[Entries from a page text dataset]

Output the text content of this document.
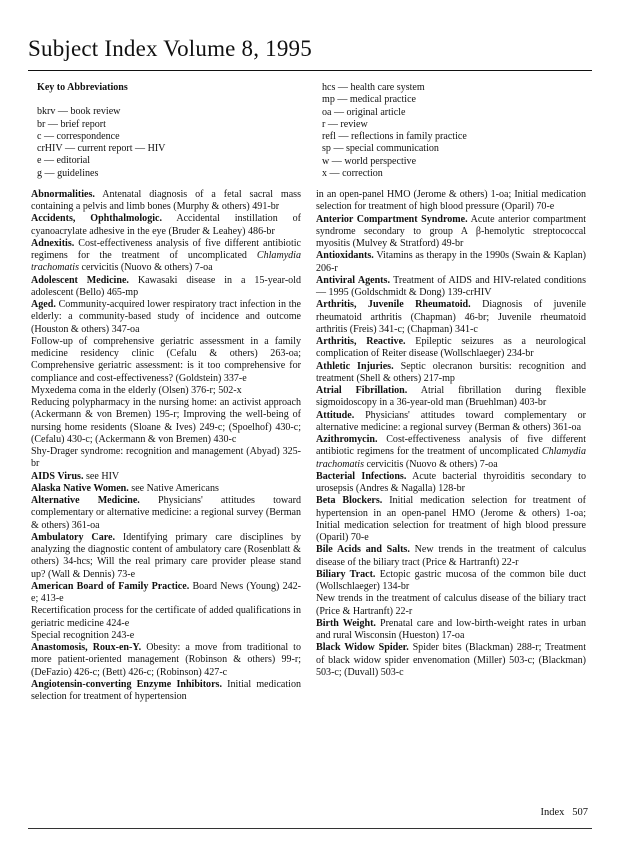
Subject Index Volume 8, 1995
Key to Abbreviations
bkrv — book review
br — brief report
c — correspondence
crHIV — current report — HIV
e — editorial
g — guidelines

Abnormalities. Antenatal diagnosis of a fetal sacral mass containing a pelvis and limb bones (Murphy & others) 491-br

Accidents, Ophthalmologic. Accidental instillation of cyanoacrylate adhesive in the eye (Bruder & Leahey) 486-br

Adnexitis. Cost-effectiveness analysis of five different antibiotic regimens for the treatment of uncomplicated Chlamydia trachomatis cervicitis (Nuovo & others) 7-oa

Adolescent Medicine. Kawasaki disease in a 15-year-old adolescent (Bello) 465-mp

Aged. Community-acquired lower respiratory tract infection in the elderly: a community-based study of incidence and outcome (Houston & others) 347-oa

Follow-up of comprehensive geriatric assessment in a family medicine residency clinic (Cefalu & others) 263-oa; Comprehensive geriatric assessment: is it too comprehensive for compliance and cost-effectiveness? (Goldstein) 337-e

Myxedema coma in the elderly (Olsen) 376-r; 502-x

Reducing polypharmacy in the nursing home: an activist approach (Ackermann & von Bremen) 195-r; Improving the well-being of nursing home residents (Sloane & Ives) 249-c; (Spoelhof) 430-c; (Cefalu) 430-c; (Ackermann & von Bremen) 430-c

Shy-Drager syndrome: recognition and management (Abyad) 325-br

AIDS Virus. see HIV

Alaska Native Women. see Native Americans

Alternative Medicine. Physicians' attitudes toward complementary or alternative medicine: a regional survey (Berman & others) 361-oa

Ambulatory Care. Identifying primary care disciplines by analyzing the diagnostic content of ambulatory care (Rosenblatt & others) 34-hcs; Will the real primary care provider please stand up? (Wall & Dennis) 73-e

American Board of Family Practice. Board News (Young) 242-e; 413-e

Recertification process for the certificate of added qualifications in geriatric medicine 424-e

Special recognition 243-e

Anastomosis, Roux-en-Y. Obesity: a move from traditional to more patient-oriented management (Robinson & others) 99-r; (DeFazio) 426-c; (Bett) 426-c; (Robinson) 427-c

Angiotensin-converting Enzyme Inhibitors. Initial medication selection for treatment of hypertension

hcs — health care system
mp — medical practice
oa — original article
r — review
refl — reflections in family practice
sp — special communication
w — world perspective
x — correction

in an open-panel HMO (Jerome & others) 1-oa; Initial medication selection for treatment of high blood pressure (Oparil) 70-e

Anterior Compartment Syndrome. Acute anterior compartment syndrome secondary to group A β-hemolytic streptococcal myositis (Mulvey & Stratford) 49-br

Antioxidants. Vitamins as therapy in the 1990s (Swain & Kaplan) 206-r

Antiviral Agents. Treatment of AIDS and HIV-related conditions — 1995 (Goldschmidt & Dong) 139-crHIV

Arthritis, Juvenile Rheumatoid. Diagnosis of juvenile rheumatoid arthritis (Chapman) 46-br; Juvenile rheumatoid arthritis (Freis) 341-c; (Chapman) 341-c

Arthritis, Reactive. Epileptic seizures as a neurological complication of Reiter disease (Wollschlaeger) 234-br

Athletic Injuries. Septic olecranon bursitis: recognition and treatment (Shell & others) 217-mp

Atrial Fibrillation. Atrial fibrillation during flexible sigmoidoscopy in a 36-year-old man (Bruehlman) 403-br

Attitude. Physicians' attitudes toward complementary or alternative medicine: a regional survey (Berman & others) 361-oa

Azithromycin. Cost-effectiveness analysis of five different antibiotic regimens for the treatment of uncomplicated Chlamydia trachomatis cervicitis (Nuovo & others) 7-oa

Bacterial Infections. Acute bacterial thyroiditis secondary to urosepsis (Andres & Nagalla) 128-br

Beta Blockers. Initial medication selection for treatment of hypertension in an open-panel HMO (Jerome & others) 1-oa; Initial medication selection for treatment of high blood pressure (Oparil) 70-e

Bile Acids and Salts. New trends in the treatment of calculus disease of the biliary tract (Price & Hartranft) 22-r

Biliary Tract. Ectopic gastric mucosa of the common bile duct (Wollschlaeger) 134-br

New trends in the treatment of calculus disease of the biliary tract (Price & Hartranft) 22-r

Birth Weight. Prenatal care and low-birth-weight rates in urban and rural Wisconsin (Hueston) 17-oa

Black Widow Spider. Spider bites (Blackman) 288-r; Treatment of black widow spider envenomation (Miller) 503-c; (Blackman) 503-c; (Duvall) 503-c

Index 507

» What to produce
Where a line of the entries contains the word "secondary", count it, then state the total and nothing else.

» Response area
2